Of all the lines in the material, how many include the word "name"? Give only the number.

[Records that describe figures]
[Begin]
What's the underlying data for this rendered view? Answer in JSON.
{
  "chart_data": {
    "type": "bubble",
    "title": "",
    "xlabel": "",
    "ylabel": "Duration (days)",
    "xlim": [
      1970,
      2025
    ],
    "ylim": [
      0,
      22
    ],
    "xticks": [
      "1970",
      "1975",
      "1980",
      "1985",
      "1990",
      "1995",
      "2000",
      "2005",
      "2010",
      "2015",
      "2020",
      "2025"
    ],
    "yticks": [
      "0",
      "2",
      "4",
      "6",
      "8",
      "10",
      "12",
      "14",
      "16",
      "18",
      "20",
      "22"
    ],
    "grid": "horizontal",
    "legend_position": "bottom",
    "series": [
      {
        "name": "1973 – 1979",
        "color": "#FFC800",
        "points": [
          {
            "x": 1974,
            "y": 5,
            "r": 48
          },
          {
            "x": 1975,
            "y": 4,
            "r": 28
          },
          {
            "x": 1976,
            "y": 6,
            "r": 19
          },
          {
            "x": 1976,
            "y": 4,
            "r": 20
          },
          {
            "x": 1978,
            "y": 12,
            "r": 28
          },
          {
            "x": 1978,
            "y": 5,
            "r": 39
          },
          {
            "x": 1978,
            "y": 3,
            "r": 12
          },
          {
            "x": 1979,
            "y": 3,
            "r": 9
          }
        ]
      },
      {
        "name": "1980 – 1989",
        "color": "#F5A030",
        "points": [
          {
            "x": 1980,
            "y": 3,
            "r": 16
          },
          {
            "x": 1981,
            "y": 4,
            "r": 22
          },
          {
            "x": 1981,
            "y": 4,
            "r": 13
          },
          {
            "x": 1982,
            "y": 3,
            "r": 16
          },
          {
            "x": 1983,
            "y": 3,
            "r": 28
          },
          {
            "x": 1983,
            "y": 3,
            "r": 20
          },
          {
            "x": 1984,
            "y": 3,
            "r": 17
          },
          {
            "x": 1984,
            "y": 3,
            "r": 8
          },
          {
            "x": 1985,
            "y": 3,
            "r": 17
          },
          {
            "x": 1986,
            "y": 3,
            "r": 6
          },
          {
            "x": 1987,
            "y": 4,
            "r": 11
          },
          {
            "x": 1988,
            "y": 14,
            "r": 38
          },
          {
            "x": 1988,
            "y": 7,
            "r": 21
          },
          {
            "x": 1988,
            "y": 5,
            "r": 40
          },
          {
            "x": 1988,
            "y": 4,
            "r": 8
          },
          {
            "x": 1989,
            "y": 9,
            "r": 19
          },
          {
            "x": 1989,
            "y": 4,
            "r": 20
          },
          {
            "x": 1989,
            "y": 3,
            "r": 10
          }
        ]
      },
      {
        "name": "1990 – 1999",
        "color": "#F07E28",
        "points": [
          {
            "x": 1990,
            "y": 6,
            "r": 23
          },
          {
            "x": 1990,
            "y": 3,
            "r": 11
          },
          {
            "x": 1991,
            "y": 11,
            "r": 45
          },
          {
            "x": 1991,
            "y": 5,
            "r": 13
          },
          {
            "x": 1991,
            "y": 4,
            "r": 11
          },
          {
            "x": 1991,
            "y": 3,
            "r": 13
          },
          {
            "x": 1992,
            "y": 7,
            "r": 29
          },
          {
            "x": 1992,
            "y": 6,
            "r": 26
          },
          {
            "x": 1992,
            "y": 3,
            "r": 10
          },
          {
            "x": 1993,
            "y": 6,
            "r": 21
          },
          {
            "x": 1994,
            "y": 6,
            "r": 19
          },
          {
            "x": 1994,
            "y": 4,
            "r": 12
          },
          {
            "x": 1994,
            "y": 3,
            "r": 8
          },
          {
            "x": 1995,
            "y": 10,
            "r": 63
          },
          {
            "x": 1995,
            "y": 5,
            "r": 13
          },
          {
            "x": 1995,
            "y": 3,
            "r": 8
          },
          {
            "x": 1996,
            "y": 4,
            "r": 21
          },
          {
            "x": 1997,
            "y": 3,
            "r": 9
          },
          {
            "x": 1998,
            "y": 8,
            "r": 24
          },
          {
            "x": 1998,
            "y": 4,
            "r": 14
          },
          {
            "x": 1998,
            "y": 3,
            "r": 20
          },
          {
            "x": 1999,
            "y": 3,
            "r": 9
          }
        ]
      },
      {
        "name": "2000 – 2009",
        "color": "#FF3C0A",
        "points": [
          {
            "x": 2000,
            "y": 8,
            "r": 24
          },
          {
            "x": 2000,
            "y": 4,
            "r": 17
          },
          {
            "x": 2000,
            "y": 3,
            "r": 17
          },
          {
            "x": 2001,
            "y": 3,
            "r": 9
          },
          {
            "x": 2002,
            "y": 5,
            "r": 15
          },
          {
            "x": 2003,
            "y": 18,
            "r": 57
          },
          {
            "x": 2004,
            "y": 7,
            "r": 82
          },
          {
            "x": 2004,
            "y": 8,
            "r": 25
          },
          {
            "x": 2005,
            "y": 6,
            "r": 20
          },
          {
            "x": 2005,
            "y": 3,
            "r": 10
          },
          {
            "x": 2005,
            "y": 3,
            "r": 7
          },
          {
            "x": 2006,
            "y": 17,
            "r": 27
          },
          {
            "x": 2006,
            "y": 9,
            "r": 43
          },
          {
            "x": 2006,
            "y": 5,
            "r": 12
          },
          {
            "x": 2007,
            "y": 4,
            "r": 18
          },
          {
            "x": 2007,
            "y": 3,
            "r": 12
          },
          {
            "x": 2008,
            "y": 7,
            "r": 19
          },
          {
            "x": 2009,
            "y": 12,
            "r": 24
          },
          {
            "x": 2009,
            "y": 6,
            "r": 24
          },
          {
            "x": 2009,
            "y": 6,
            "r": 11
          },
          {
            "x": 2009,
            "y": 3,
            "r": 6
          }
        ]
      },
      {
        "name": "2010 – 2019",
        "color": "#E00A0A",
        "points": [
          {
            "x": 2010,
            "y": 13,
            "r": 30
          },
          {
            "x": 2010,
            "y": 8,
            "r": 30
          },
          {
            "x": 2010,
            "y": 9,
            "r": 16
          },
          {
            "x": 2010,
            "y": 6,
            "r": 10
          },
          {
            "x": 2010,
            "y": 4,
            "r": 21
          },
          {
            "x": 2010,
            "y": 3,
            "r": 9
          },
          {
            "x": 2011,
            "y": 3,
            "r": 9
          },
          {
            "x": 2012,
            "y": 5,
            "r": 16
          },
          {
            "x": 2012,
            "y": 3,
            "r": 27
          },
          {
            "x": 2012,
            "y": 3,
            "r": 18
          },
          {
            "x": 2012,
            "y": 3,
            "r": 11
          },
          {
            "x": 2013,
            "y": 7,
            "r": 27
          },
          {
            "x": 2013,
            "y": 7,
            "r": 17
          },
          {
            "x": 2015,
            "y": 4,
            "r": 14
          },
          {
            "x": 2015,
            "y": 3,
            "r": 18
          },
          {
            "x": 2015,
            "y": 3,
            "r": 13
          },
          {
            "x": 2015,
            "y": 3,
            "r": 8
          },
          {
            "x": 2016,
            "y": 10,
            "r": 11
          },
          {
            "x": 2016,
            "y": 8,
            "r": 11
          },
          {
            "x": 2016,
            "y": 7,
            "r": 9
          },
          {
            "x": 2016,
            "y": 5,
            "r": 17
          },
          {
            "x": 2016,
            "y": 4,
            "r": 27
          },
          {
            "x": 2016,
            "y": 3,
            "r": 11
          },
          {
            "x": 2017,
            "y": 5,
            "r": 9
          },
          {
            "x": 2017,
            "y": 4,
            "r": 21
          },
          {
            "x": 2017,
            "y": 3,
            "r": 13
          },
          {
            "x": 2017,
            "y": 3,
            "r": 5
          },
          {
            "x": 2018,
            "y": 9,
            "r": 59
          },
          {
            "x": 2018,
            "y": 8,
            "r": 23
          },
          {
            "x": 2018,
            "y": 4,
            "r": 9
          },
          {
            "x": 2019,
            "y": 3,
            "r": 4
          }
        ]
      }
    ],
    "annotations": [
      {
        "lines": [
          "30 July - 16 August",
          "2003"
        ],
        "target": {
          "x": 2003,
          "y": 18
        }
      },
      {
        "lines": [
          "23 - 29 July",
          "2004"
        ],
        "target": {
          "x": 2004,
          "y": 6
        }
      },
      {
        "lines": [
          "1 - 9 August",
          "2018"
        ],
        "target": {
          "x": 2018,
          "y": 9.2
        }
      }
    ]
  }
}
[End]
TASK ANSWER> 5